What is asked.
In the text about the legends of Lord Natarajar, list every name of a person or deity in the paragraph that begins "There is another legend."

** start of Given text **

Because of this event, Lord Natarajar is seen with his hair in a knot. While he is usually depicted as standing on Muyalagan, here, he is seen standing on a snake. He is also revered as Sarpa Nataraja. In Tamil, sarpa means snake. This posture of the Lord is quite rare.

There is another legend about a childless businessman called Kamalan from Pachur. The man was a great devotee of the Lord. Once, when he was on his way home from the temple, he heard a child crying and came upon an abandoned baby girl. He took her to his house and raised her as his own child. The girl was called Amalai. When it was time for her marriage, he decided to marry her off to his brother-in-law. Amalai too was a staunch devotee of the Lord and it was her wish to marry Lord Shiva. The Lord, pleased by her prayers, came in the guise of Kamalan’s brother-in-law to her house and married her. Soon after the marriage, the couple left, telling Kamalan that they were going to the temple. Some time after they had gone, Kamalan’s real brother-in-law arrived. It was then that they realized what had happened. When they rushed to the temple to look for Amalai, the Lord appeared before them. He was seated on his mount, the bull, and Amalai was also with him as Goddess Parvati. The goddess threw her anklet on the ground. At the place where it fell, water started flowing, and a river was born. It was initially known as Silambam river, but later it became known as Panguni river.

** end of Given text **
** start of Data section **

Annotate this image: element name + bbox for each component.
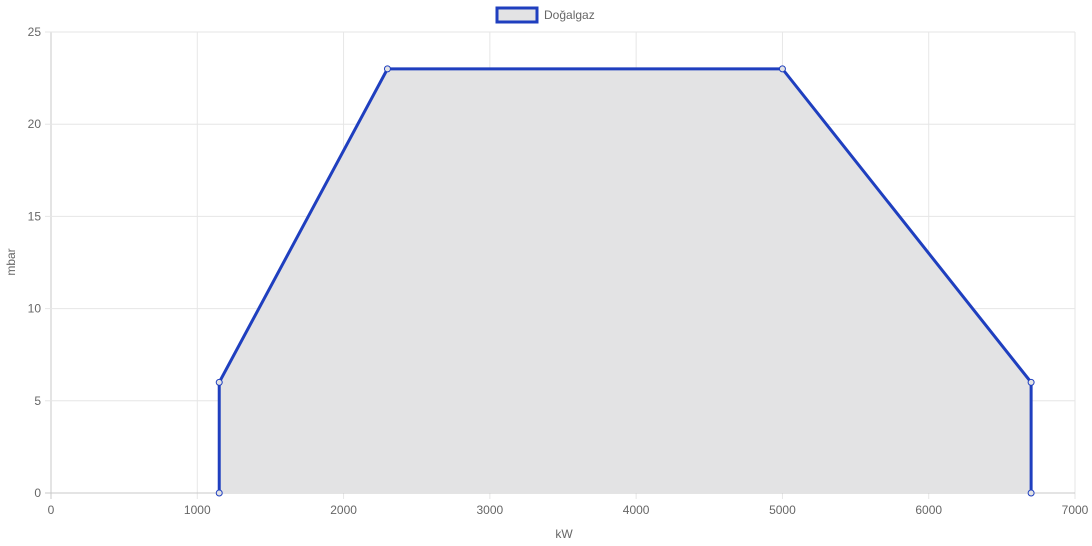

** end of Data section **

Answer to the task.
- Kamalan
- Amalai
- Lord Shiva
- Goddess Parvati